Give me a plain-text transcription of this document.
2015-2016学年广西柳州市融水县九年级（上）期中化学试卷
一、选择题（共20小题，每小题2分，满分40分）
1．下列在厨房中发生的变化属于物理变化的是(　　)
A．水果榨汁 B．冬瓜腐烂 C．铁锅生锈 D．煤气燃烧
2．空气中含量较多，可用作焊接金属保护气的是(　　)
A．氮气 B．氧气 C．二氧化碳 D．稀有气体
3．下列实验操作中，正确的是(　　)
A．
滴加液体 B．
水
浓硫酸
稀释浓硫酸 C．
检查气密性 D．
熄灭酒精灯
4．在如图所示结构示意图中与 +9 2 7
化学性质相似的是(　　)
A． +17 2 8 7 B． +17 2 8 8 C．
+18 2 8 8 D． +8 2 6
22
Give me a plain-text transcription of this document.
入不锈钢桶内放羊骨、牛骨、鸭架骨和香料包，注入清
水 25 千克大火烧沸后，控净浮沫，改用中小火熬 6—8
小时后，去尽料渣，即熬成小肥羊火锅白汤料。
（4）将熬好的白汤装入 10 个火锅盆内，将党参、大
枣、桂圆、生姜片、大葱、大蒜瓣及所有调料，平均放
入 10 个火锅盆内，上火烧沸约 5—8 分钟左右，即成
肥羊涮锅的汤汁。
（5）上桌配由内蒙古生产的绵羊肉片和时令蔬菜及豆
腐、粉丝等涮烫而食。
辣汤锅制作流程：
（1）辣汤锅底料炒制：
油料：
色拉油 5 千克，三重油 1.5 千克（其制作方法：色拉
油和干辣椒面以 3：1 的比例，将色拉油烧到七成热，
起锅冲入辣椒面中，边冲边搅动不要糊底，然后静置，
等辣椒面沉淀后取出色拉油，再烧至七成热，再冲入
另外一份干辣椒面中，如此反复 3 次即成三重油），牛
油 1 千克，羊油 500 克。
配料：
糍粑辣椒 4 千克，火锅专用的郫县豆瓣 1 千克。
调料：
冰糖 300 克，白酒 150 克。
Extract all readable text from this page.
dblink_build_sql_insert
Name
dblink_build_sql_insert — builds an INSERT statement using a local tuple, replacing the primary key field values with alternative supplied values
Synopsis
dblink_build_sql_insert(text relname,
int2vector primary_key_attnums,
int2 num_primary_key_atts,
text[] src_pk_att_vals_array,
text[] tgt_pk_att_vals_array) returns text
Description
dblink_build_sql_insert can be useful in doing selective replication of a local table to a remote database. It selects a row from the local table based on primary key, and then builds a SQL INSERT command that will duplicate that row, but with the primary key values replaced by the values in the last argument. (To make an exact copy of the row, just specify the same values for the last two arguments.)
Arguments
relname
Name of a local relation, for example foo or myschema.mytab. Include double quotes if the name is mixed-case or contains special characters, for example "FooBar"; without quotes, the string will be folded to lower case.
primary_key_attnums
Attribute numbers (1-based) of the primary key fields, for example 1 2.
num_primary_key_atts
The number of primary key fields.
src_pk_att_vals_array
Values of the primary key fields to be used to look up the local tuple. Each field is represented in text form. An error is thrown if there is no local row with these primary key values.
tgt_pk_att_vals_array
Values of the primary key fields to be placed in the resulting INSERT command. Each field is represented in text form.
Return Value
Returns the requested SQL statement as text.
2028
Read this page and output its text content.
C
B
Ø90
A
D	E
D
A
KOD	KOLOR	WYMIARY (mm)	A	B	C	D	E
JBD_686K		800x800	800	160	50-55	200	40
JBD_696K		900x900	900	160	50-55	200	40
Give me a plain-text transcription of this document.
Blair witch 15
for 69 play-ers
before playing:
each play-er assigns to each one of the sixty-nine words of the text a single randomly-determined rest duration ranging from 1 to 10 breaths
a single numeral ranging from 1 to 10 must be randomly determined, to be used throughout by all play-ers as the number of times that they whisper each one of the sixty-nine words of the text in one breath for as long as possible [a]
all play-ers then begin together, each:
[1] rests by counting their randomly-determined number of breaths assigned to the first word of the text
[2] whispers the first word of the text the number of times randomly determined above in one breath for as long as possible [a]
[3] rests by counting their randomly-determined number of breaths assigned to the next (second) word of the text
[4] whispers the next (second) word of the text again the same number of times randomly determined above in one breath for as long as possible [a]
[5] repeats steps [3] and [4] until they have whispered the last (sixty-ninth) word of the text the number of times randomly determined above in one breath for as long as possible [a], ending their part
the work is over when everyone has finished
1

******************************

**Set task**.
Copy out every line from the data above that has "first" in it.

**Result of the task**.
[1] rests by counting their randomly-determined number of breaths assigned to the first word of the text
[2] whispers the first word of the text the number of times randomly determined above in one breath for as long as possible [a]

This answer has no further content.